Task requirements → The records below are to be repeated in full, exactly as they are.

The records →
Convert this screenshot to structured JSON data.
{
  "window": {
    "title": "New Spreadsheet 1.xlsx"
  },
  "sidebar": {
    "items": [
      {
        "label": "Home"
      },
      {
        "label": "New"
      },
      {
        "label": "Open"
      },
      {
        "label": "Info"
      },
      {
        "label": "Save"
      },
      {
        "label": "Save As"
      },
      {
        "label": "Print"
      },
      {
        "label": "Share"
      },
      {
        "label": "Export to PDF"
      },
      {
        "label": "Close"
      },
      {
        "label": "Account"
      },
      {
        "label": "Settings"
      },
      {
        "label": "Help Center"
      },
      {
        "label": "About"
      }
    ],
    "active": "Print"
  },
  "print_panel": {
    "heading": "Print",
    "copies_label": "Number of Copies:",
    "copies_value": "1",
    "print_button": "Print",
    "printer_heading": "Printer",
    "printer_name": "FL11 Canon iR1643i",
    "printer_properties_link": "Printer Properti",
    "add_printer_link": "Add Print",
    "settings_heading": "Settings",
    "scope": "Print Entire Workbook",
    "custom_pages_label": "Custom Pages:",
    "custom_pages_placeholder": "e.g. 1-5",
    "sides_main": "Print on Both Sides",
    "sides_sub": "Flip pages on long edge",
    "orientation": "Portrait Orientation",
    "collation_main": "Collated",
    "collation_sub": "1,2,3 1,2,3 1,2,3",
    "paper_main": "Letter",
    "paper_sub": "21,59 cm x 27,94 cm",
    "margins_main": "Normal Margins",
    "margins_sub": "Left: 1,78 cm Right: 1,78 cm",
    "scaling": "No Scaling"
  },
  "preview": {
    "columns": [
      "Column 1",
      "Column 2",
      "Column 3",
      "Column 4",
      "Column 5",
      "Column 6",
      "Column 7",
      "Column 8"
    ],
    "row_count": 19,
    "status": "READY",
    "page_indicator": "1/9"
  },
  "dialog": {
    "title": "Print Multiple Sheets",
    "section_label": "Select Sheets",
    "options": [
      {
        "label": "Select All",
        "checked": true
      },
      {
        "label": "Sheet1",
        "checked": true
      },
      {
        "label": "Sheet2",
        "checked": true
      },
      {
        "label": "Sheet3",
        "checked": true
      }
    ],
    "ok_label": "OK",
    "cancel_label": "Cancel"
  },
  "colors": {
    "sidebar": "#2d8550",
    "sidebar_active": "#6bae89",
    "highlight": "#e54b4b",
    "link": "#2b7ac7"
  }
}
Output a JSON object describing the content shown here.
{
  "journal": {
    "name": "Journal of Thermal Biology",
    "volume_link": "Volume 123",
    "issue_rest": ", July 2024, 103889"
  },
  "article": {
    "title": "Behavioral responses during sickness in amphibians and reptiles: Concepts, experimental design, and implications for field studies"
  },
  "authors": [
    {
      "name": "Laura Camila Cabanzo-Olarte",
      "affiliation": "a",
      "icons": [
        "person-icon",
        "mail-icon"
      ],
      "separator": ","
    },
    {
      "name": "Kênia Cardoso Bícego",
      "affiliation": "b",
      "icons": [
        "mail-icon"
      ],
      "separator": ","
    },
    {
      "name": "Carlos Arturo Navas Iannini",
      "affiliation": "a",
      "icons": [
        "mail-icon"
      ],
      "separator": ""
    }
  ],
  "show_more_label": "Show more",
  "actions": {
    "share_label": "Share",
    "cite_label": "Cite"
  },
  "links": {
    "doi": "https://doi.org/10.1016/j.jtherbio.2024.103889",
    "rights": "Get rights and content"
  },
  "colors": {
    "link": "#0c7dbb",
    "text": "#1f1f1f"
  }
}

Reply to the exercise →
Convert this screenshot to structured JSON data.
{
  "window": {
    "title": "New Spreadsheet 1.xlsx"
  },
  "sidebar": {
    "items": [
      {
        "label": "Home"
      },
      {
        "label": "New"
      },
      {
        "label": "Open"
      },
      {
        "label": "Info"
      },
      {
        "label": "Save"
      },
      {
        "label": "Save As"
      },
      {
        "label": "Print"
      },
      {
        "label": "Share"
      },
      {
        "label": "Export to PDF"
      },
      {
        "label": "Close"
      },
      {
        "label": "Account"
      },
      {
        "label": "Settings"
      },
      {
        "label": "Help Center"
      },
      {
        "label": "About"
      }
    ],
    "active": "Print"
  },
  "print_panel": {
    "heading": "Print",
    "copies_label": "Number of Copies:",
    "copies_value": "1",
    "print_button": "Print",
    "printer_heading": "Printer",
    "printer_name": "FL11 Canon iR1643i",
    "printer_properties_link": "Printer Properti",
    "add_printer_link": "Add Print",
    "settings_heading": "Settings",
    "scope": "Print Entire Workbook",
    "custom_pages_label": "Custom Pages:",
    "custom_pages_placeholder": "e.g. 1-5",
    "sides_main": "Print on Both Sides",
    "sides_sub": "Flip pages on long edge",
    "orientation": "Portrait Orientation",
    "collation_main": "Collated",
    "collation_sub": "1,2,3 1,2,3 1,2,3",
    "paper_main": "Letter",
    "paper_sub": "21,59 cm x 27,94 cm",
    "margins_main": "Normal Margins",
    "margins_sub": "Left: 1,78 cm Right: 1,78 cm",
    "scaling": "No Scaling"
  },
  "preview": {
    "columns": [
      "Column 1",
      "Column 2",
      "Column 3",
      "Column 4",
      "Column 5",
      "Column 6",
      "Column 7",
      "Column 8"
    ],
    "row_count": 19,
    "status": "READY",
    "page_indicator": "1/9"
  },
  "dialog": {
    "title": "Print Multiple Sheets",
    "section_label": "Select Sheets",
    "options": [
      {
        "label": "Select All",
        "checked": true
      },
      {
        "label": "Sheet1",
        "checked": true
      },
      {
        "label": "Sheet2",
        "checked": true
      },
      {
        "label": "Sheet3",
        "checked": true
      }
    ],
    "ok_label": "OK",
    "cancel_label": "Cancel"
  },
  "colors": {
    "sidebar": "#2d8550",
    "sidebar_active": "#6bae89",
    "highlight": "#e54b4b",
    "link": "#2b7ac7"
  }
}
Output a JSON object describing the content shown here.
{
  "journal": {
    "name": "Journal of Thermal Biology",
    "volume_link": "Volume 123",
    "issue_rest": ", July 2024, 103889"
  },
  "article": {
    "title": "Behavioral responses during sickness in amphibians and reptiles: Concepts, experimental design, and implications for field studies"
  },
  "authors": [
    {
      "name": "Laura Camila Cabanzo-Olarte",
      "affiliation": "a",
      "icons": [
        "person-icon",
        "mail-icon"
      ],
      "separator": ","
    },
    {
      "name": "Kênia Cardoso Bícego",
      "affiliation": "b",
      "icons": [
        "mail-icon"
      ],
      "separator": ","
    },
    {
      "name": "Carlos Arturo Navas Iannini",
      "affiliation": "a",
      "icons": [
        "mail-icon"
      ],
      "separator": ""
    }
  ],
  "show_more_label": "Show more",
  "actions": {
    "share_label": "Share",
    "cite_label": "Cite"
  },
  "links": {
    "doi": "https://doi.org/10.1016/j.jtherbio.2024.103889",
    "rights": "Get rights and content"
  },
  "colors": {
    "link": "#0c7dbb",
    "text": "#1f1f1f"
  }
}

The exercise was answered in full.